_Supplied data_:
# # # # # # #
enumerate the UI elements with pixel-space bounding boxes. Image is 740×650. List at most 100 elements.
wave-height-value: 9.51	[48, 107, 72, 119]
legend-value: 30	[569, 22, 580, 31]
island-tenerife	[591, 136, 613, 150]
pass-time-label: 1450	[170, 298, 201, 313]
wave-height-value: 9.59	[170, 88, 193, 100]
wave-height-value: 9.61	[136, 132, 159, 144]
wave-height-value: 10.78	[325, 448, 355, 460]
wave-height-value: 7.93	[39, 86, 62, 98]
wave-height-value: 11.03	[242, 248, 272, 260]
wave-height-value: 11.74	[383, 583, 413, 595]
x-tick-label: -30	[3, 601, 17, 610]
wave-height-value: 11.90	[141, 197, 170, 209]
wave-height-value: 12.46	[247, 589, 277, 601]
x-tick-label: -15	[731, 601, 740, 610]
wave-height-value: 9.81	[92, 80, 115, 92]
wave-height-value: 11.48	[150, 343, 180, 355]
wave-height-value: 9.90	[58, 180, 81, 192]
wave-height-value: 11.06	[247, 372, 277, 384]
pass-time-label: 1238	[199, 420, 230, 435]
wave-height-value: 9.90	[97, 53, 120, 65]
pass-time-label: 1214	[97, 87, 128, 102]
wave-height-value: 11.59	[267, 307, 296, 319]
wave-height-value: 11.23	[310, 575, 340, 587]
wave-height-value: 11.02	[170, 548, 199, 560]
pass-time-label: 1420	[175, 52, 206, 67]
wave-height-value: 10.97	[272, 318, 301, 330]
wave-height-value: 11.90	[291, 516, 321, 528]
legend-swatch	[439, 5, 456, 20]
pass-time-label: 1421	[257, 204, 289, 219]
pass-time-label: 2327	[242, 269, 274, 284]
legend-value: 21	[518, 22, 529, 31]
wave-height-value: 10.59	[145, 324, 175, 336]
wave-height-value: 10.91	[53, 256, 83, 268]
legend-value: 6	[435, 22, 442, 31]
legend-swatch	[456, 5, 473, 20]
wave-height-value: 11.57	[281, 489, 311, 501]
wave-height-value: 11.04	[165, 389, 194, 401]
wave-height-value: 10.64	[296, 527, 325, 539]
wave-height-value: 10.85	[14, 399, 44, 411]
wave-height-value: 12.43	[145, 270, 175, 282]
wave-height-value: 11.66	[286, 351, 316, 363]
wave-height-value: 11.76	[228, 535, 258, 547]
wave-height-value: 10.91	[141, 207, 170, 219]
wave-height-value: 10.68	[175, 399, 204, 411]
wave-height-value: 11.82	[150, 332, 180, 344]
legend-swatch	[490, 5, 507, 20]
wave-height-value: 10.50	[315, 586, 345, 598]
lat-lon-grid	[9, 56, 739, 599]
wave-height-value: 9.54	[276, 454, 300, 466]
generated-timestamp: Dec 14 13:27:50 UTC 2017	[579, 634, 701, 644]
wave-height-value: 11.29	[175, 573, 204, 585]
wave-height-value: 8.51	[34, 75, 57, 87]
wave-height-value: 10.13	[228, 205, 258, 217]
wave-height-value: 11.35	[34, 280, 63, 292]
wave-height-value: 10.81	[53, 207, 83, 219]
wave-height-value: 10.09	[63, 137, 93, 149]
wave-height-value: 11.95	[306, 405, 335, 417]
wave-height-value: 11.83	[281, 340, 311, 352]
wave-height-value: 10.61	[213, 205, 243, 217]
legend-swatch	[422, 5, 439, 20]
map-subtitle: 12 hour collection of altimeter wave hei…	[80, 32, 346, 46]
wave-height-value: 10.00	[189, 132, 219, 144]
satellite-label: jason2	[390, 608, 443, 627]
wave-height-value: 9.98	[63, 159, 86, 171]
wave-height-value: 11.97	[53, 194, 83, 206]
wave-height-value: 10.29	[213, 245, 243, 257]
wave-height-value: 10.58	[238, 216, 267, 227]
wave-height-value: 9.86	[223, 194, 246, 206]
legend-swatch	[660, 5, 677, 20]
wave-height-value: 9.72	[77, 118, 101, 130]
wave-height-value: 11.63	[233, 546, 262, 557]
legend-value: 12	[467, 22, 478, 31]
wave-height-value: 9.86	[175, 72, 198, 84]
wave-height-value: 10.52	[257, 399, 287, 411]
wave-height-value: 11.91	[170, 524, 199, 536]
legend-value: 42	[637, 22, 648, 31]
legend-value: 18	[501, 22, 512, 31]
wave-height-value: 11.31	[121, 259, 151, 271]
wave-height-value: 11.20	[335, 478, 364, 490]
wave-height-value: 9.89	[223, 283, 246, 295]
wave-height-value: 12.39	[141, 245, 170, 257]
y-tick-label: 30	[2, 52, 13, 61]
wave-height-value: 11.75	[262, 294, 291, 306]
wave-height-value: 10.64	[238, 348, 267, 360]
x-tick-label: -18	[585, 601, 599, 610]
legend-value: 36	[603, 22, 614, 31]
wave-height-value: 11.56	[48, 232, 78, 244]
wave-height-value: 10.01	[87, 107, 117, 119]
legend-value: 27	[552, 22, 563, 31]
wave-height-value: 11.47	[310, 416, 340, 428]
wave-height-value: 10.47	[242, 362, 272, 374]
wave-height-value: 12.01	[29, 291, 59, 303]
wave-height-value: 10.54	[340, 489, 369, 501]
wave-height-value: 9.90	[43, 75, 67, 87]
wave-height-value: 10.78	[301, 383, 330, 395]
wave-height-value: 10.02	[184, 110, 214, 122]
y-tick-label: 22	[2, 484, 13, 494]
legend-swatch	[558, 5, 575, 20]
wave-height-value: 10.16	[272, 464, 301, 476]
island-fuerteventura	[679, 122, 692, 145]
# # # # # # #
_Your objective_: Can you copy out every line of the records above, character for character?

_Result of this task_:
enumerate the UI elements with pixel-space bounding boxes. Image is 740×650. List at most 100 elements.
wave-height-value: 9.51	[48, 107, 72, 119]
legend-value: 30	[569, 22, 580, 31]
island-tenerife	[591, 136, 613, 150]
pass-time-label: 1450	[170, 298, 201, 313]
wave-height-value: 9.59	[170, 88, 193, 100]
wave-height-value: 9.61	[136, 132, 159, 144]
wave-height-value: 10.78	[325, 448, 355, 460]
wave-height-value: 7.93	[39, 86, 62, 98]
wave-height-value: 11.03	[242, 248, 272, 260]
wave-height-value: 11.74	[383, 583, 413, 595]
x-tick-label: -30	[3, 601, 17, 610]
wave-height-value: 11.90	[141, 197, 170, 209]
wave-height-value: 12.46	[247, 589, 277, 601]
x-tick-label: -15	[731, 601, 740, 610]
wave-height-value: 9.81	[92, 80, 115, 92]
wave-height-value: 11.48	[150, 343, 180, 355]
wave-height-value: 9.90	[58, 180, 81, 192]
wave-height-value: 11.06	[247, 372, 277, 384]
pass-time-label: 1238	[199, 420, 230, 435]
wave-height-value: 9.90	[97, 53, 120, 65]
pass-time-label: 1214	[97, 87, 128, 102]
wave-height-value: 11.59	[267, 307, 296, 319]
wave-height-value: 11.23	[310, 575, 340, 587]
wave-height-value: 11.02	[170, 548, 199, 560]
pass-time-label: 1420	[175, 52, 206, 67]
wave-height-value: 10.97	[272, 318, 301, 330]
wave-height-value: 11.90	[291, 516, 321, 528]
legend-swatch	[439, 5, 456, 20]
pass-time-label: 1421	[257, 204, 289, 219]
pass-time-label: 2327	[242, 269, 274, 284]
legend-value: 21	[518, 22, 529, 31]
wave-height-value: 10.59	[145, 324, 175, 336]
wave-height-value: 10.91	[53, 256, 83, 268]
legend-value: 6	[435, 22, 442, 31]
legend-swatch	[456, 5, 473, 20]
wave-height-value: 11.57	[281, 489, 311, 501]
wave-height-value: 11.04	[165, 389, 194, 401]
wave-height-value: 10.64	[296, 527, 325, 539]
wave-height-value: 10.85	[14, 399, 44, 411]
wave-height-value: 12.43	[145, 270, 175, 282]
wave-height-value: 11.66	[286, 351, 316, 363]
wave-height-value: 11.76	[228, 535, 258, 547]
wave-height-value: 10.91	[141, 207, 170, 219]
wave-height-value: 10.68	[175, 399, 204, 411]
wave-height-value: 11.82	[150, 332, 180, 344]
legend-swatch	[490, 5, 507, 20]
wave-height-value: 10.50	[315, 586, 345, 598]
lat-lon-grid	[9, 56, 739, 599]
wave-height-value: 9.54	[276, 454, 300, 466]
generated-timestamp: Dec 14 13:27:50 UTC 2017	[579, 634, 701, 644]
wave-height-value: 11.29	[175, 573, 204, 585]
wave-height-value: 8.51	[34, 75, 57, 87]
wave-height-value: 10.13	[228, 205, 258, 217]
wave-height-value: 11.35	[34, 280, 63, 292]
wave-height-value: 10.81	[53, 207, 83, 219]
wave-height-value: 10.09	[63, 137, 93, 149]
wave-height-value: 11.95	[306, 405, 335, 417]
wave-height-value: 11.83	[281, 340, 311, 352]
wave-height-value: 10.61	[213, 205, 243, 217]
legend-swatch	[422, 5, 439, 20]
map-subtitle: 12 hour collection of altimeter wave hei…	[80, 32, 346, 46]
wave-height-value: 10.00	[189, 132, 219, 144]
satellite-label: jason2	[390, 608, 443, 627]
wave-height-value: 9.98	[63, 159, 86, 171]
wave-height-value: 11.97	[53, 194, 83, 206]
wave-height-value: 10.29	[213, 245, 243, 257]
wave-height-value: 10.58	[238, 216, 267, 227]
wave-height-value: 9.86	[223, 194, 246, 206]
legend-swatch	[660, 5, 677, 20]
wave-height-value: 9.72	[77, 118, 101, 130]
wave-height-value: 11.63	[233, 546, 262, 557]
legend-value: 12	[467, 22, 478, 31]
wave-height-value: 9.86	[175, 72, 198, 84]
wave-height-value: 10.52	[257, 399, 287, 411]
wave-height-value: 11.91	[170, 524, 199, 536]
legend-value: 42	[637, 22, 648, 31]
legend-value: 18	[501, 22, 512, 31]
wave-height-value: 11.31	[121, 259, 151, 271]
wave-height-value: 11.20	[335, 478, 364, 490]
wave-height-value: 9.89	[223, 283, 246, 295]
wave-height-value: 12.39	[141, 245, 170, 257]
y-tick-label: 30	[2, 52, 13, 61]
wave-height-value: 11.75	[262, 294, 291, 306]
wave-height-value: 10.64	[238, 348, 267, 360]
x-tick-label: -18	[585, 601, 599, 610]
legend-value: 36	[603, 22, 614, 31]
wave-height-value: 11.56	[48, 232, 78, 244]
wave-height-value: 10.01	[87, 107, 117, 119]
legend-value: 27	[552, 22, 563, 31]
wave-height-value: 11.47	[310, 416, 340, 428]
wave-height-value: 10.47	[242, 362, 272, 374]
wave-height-value: 12.01	[29, 291, 59, 303]
wave-height-value: 10.54	[340, 489, 369, 501]
wave-height-value: 9.90	[43, 75, 67, 87]
wave-height-value: 10.78	[301, 383, 330, 395]
wave-height-value: 10.02	[184, 110, 214, 122]
y-tick-label: 22	[2, 484, 13, 494]
legend-swatch	[558, 5, 575, 20]
wave-height-value: 10.16	[272, 464, 301, 476]
island-fuerteventura	[679, 122, 692, 145]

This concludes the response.